| Aim |
Give the number of lines holding the string "McKay", and nothing else.

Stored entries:
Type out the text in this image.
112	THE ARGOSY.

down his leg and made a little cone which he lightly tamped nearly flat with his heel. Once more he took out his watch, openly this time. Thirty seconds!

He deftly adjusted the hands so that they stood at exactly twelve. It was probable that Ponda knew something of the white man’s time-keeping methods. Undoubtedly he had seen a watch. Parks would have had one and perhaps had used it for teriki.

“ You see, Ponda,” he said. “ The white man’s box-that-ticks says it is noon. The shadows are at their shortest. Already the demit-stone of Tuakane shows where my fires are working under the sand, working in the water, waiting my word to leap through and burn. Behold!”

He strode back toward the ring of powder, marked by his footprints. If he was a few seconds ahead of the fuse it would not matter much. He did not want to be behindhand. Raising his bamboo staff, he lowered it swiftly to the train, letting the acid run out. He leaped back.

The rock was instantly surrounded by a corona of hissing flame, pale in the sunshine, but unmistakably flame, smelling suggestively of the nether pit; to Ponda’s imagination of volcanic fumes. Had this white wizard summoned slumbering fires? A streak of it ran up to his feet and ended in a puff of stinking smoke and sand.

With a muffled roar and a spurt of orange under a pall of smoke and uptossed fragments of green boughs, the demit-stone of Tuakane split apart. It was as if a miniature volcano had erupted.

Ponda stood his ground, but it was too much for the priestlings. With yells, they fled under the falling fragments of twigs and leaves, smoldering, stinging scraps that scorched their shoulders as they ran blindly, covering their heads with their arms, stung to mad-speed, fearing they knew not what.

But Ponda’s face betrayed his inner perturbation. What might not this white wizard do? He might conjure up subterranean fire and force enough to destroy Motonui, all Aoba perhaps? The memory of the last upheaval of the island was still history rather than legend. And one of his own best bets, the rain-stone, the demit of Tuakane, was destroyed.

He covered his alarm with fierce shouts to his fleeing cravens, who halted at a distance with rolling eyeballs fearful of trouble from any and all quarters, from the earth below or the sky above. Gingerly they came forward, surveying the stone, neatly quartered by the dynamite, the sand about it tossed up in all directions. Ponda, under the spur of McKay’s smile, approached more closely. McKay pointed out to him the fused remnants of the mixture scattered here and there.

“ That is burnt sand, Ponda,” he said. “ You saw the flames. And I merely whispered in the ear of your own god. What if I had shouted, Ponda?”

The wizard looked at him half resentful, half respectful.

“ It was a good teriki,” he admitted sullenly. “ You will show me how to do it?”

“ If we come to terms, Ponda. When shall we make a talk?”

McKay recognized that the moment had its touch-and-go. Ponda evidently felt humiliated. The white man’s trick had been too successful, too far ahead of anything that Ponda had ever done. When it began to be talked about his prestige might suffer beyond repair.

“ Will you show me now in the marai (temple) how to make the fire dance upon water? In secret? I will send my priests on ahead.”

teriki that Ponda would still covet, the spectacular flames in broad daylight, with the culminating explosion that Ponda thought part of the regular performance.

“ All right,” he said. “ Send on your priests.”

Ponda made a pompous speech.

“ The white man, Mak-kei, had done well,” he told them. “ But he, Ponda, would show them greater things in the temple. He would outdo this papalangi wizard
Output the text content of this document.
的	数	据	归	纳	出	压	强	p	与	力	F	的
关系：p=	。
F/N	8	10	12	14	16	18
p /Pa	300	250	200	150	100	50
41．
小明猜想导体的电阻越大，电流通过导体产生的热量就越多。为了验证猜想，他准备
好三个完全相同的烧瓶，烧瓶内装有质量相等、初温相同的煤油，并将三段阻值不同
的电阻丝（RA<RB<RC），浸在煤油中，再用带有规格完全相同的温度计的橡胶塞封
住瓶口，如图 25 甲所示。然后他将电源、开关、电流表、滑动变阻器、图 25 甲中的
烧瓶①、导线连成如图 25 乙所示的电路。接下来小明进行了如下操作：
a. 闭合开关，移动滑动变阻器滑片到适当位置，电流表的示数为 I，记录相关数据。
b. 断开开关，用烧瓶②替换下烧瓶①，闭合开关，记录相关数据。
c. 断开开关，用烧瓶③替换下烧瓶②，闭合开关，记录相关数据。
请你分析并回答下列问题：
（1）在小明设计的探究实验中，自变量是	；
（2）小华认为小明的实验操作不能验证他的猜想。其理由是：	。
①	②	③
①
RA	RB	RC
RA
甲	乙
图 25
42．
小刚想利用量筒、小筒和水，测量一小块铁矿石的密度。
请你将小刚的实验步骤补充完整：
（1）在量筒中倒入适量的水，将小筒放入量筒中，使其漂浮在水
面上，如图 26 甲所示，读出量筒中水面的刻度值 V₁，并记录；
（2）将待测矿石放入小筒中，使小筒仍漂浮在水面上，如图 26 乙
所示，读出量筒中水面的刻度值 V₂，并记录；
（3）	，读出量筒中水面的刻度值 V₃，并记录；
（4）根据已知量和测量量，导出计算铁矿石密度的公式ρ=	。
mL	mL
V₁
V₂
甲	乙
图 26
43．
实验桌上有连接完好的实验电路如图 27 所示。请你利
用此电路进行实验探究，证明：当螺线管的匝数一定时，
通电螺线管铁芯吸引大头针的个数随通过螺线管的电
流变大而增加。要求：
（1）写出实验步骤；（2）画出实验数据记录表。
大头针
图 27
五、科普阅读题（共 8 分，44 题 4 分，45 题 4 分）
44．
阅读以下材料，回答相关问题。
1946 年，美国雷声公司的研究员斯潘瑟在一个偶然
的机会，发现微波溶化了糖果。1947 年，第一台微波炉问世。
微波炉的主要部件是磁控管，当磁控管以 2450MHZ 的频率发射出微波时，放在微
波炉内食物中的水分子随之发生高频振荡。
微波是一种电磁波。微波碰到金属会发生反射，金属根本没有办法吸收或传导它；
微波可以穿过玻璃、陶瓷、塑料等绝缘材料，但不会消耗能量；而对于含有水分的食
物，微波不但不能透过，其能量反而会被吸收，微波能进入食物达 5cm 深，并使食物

| Response to this task |
2